• Available data:

:::::

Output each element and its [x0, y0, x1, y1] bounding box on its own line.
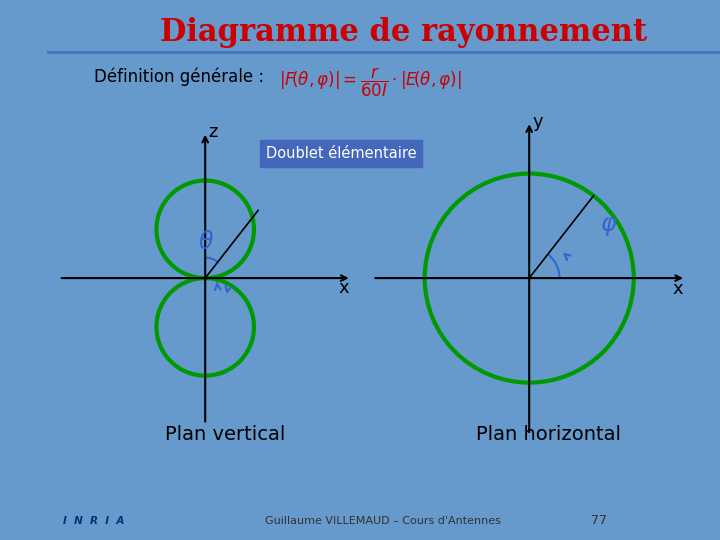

:::::

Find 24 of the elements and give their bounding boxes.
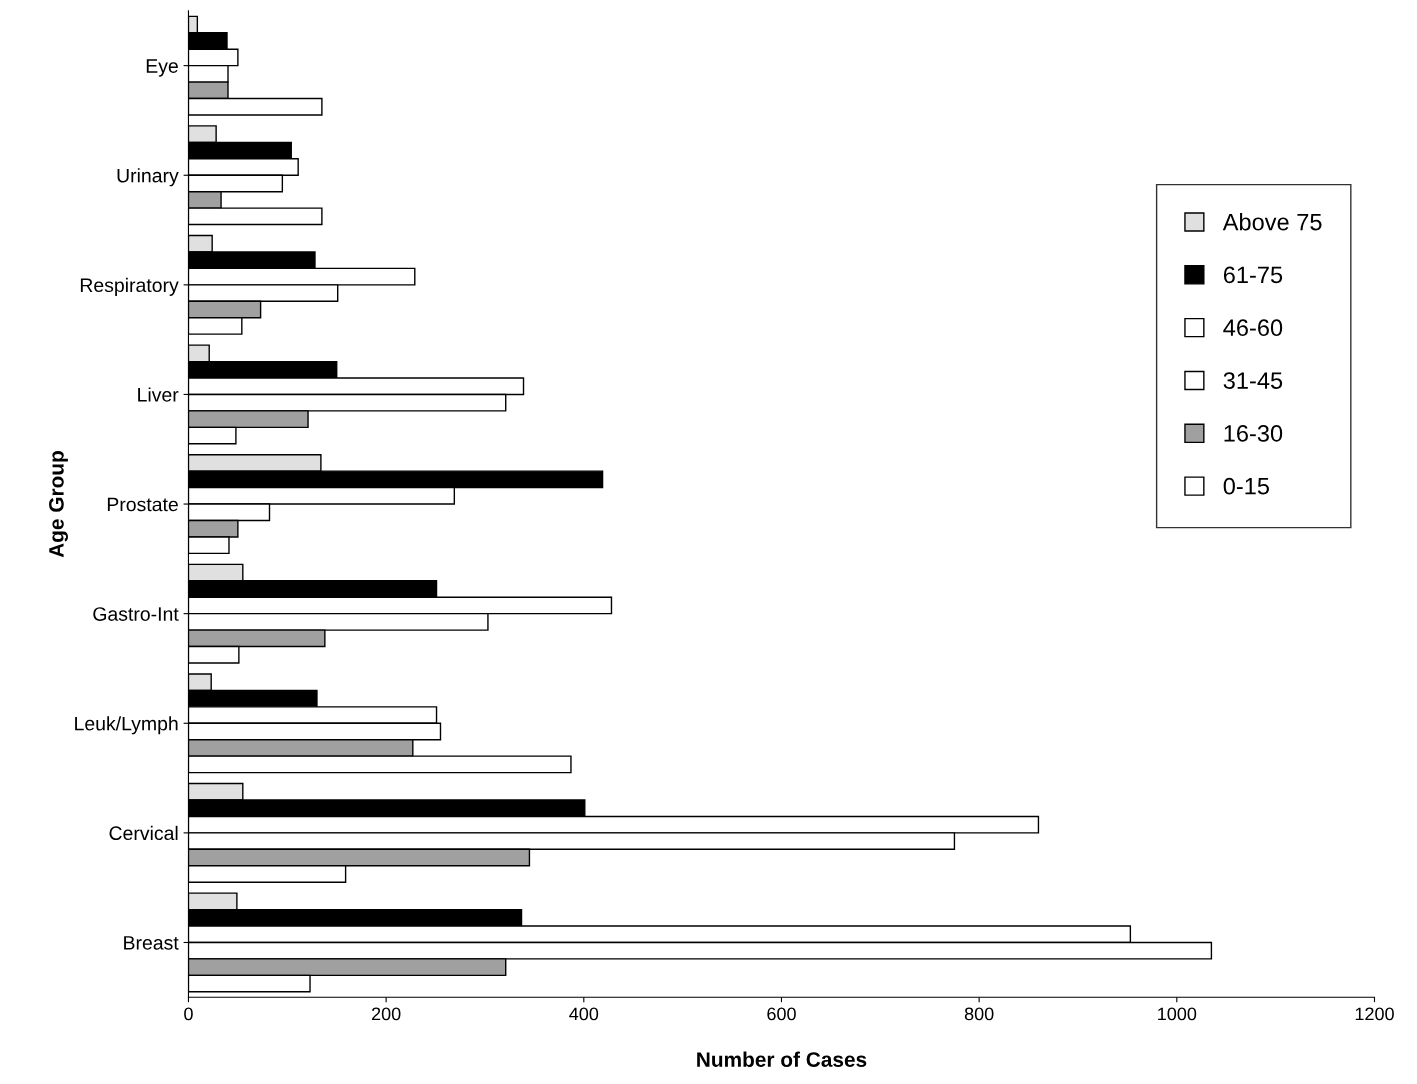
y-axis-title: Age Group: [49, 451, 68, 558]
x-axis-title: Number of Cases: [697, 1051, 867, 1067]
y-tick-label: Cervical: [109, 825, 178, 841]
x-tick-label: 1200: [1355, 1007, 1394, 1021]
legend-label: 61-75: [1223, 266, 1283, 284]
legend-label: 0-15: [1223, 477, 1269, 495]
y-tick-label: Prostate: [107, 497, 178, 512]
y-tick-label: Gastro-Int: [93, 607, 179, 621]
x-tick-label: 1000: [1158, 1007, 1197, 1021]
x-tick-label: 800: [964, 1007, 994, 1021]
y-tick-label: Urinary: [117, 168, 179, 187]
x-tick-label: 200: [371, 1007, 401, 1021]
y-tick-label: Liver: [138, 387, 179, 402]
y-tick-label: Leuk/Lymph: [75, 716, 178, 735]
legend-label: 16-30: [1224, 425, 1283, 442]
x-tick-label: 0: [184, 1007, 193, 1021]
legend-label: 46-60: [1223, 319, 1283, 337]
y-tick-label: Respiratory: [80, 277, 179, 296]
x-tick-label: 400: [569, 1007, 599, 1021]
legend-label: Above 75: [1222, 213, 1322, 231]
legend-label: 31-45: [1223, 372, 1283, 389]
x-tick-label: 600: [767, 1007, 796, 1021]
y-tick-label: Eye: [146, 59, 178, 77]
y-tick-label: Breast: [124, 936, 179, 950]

:::::

• Directions for this task: Take the part that opens with the line containing "Find 24 of the" and closes with the line containing "x-tick-label: 200: [371, 1007, 401, 1021]", and write those lines out again with "legend-label" renamed to "legend-entry" and nothing else changed. Leave the pictures out of your answer.

• Task response:
Find 24 of the elements and give their bounding boxes.
y-axis-title: Age Group: [49, 451, 68, 558]
x-axis-title: Number of Cases: [697, 1051, 867, 1067]
y-tick-label: Cervical: [109, 825, 178, 841]
x-tick-label: 1200: [1355, 1007, 1394, 1021]
legend-entry: 61-75: [1223, 266, 1283, 284]
legend-entry: 0-15: [1223, 477, 1269, 495]
y-tick-label: Prostate: [107, 497, 178, 512]
y-tick-label: Gastro-Int: [93, 607, 179, 621]
x-tick-label: 1000: [1158, 1007, 1197, 1021]
x-tick-label: 800: [964, 1007, 994, 1021]
y-tick-label: Urinary: [117, 168, 179, 187]
x-tick-label: 200: [371, 1007, 401, 1021]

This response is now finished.